Do this
Check each line of the material. Copy those containing "JSON".

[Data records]
## Start
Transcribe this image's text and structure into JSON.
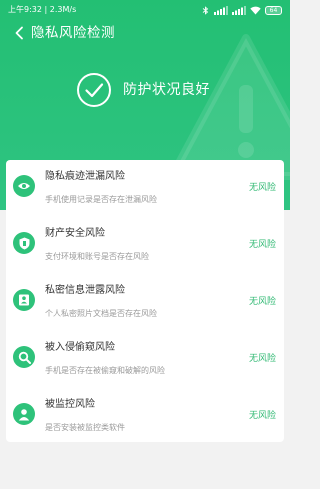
{
  "status_bar": {
    "text": "上午9:32 | 2.3M/s",
    "battery": "64",
    "icons": [
      "alarm-icon",
      "notification-icon",
      "bluetooth-icon",
      "signal-icon",
      "signal-icon",
      "wifi-icon",
      "battery-icon"
    ]
  },
  "header": {
    "title": "隐私风险检测",
    "back_icon": "chevron-left-icon"
  },
  "hero": {
    "status_text": "防护状况良好",
    "icon": "check-circle-icon"
  },
  "risks": [
    {
      "title": "隐私痕迹泄漏风险",
      "desc": "手机使用记录是否存在泄漏风险",
      "status": "无风险",
      "icon": "eye-icon"
    },
    {
      "title": "财产安全风险",
      "desc": "支付环境和账号是否存在风险",
      "status": "无风险",
      "icon": "shield-icon"
    },
    {
      "title": "私密信息泄露风险",
      "desc": "个人私密照片文档是否存在风险",
      "status": "无风险",
      "icon": "id-card-icon"
    },
    {
      "title": "被入侵偷窥风险",
      "desc": "手机是否存在被偷窥和破解的风险",
      "status": "无风险",
      "icon": "search-icon"
    },
    {
      "title": "被监控风险",
      "desc": "是否安装被监控类软件",
      "status": "无风险",
      "icon": "person-icon"
    }
  ],
  "colors": {
    "accent": "#2ec27a",
    "status_text": "#2fb872",
    "background": "#f2f2f2"
  }
}
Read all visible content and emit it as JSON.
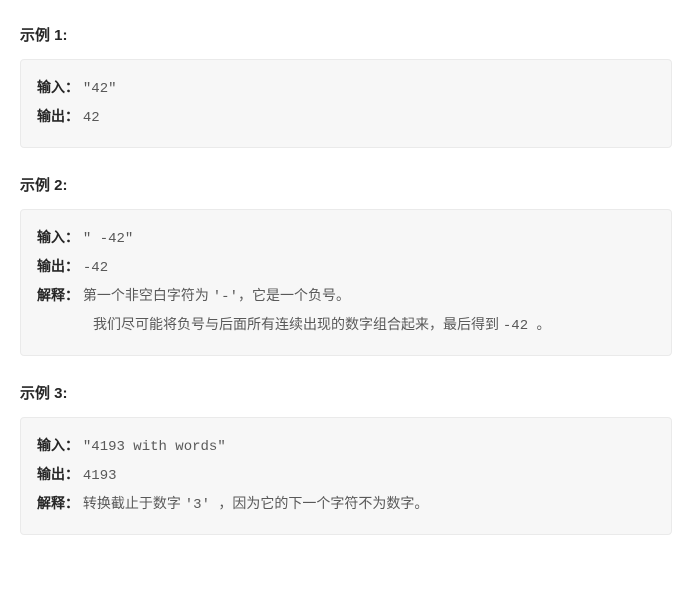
{
  "examples": [
    {
      "title": "示例 1:",
      "input_label": "输入：",
      "input_value": "\"42\"",
      "output_label": "输出：",
      "output_value": "42"
    },
    {
      "title": "示例 2:",
      "input_label": "输入：",
      "input_value": "\"   -42\"",
      "output_label": "输出：",
      "output_value": "-42",
      "explain_label": "解释：",
      "explain_line1_a": "第一个非空白字符为 ",
      "explain_line1_code": "'-'，",
      "explain_line1_b": "它是一个负号。",
      "explain_line2": "我们尽可能将负号与后面所有连续出现的数字组合起来，最后得到 ",
      "explain_line2_code": "-42 ",
      "explain_line2_end": "。"
    },
    {
      "title": "示例 3:",
      "input_label": "输入：",
      "input_value": "\"4193 with words\"",
      "output_label": "输出：",
      "output_value": "4193",
      "explain_label": "解释：",
      "explain_line1_a": "转换截止于数字 ",
      "explain_line1_code": "'3' ",
      "explain_line1_b": "，因为它的下一个字符不为数字。"
    }
  ]
}
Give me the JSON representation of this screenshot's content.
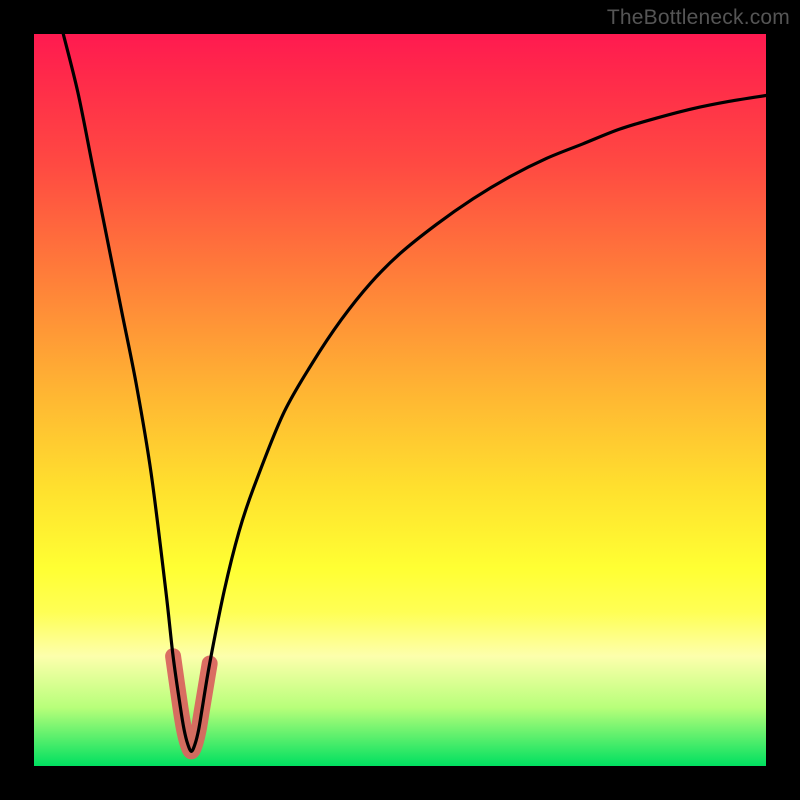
{
  "watermark": "TheBottleneck.com",
  "colors": {
    "frame": "#000000",
    "gradient_top": "#ff1a50",
    "gradient_bottom": "#00e060",
    "curve": "#000000",
    "accent": "#d9655f"
  },
  "chart_data": {
    "type": "line",
    "title": "",
    "xlabel": "",
    "ylabel": "",
    "xlim": [
      0,
      100
    ],
    "ylim": [
      0,
      100
    ],
    "grid": false,
    "legend": false,
    "series": [
      {
        "name": "bottleneck-curve",
        "x": [
          4,
          6,
          8,
          10,
          12,
          14,
          16,
          18,
          19,
          20,
          20.5,
          21,
          21.5,
          22,
          22.5,
          23,
          24,
          26,
          28,
          30,
          34,
          38,
          42,
          46,
          50,
          55,
          60,
          65,
          70,
          75,
          80,
          85,
          90,
          95,
          100
        ],
        "values": [
          100,
          92,
          82,
          72,
          62,
          52,
          40,
          24,
          15,
          8,
          5,
          3,
          2,
          3,
          5,
          8,
          14,
          24,
          32,
          38,
          48,
          55,
          61,
          66,
          70,
          74,
          77.5,
          80.5,
          83,
          85,
          87,
          88.5,
          89.8,
          90.8,
          91.6
        ]
      }
    ],
    "accent_region": {
      "name": "optimal-zone",
      "x_range": [
        19,
        24
      ],
      "y_range": [
        2,
        15
      ]
    }
  }
}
## End
Expected answer
Transcribe this image's text and structure into JSON.
Read all visible content and emit it as JSON.
Give me the JSON representation of this screenshot's content.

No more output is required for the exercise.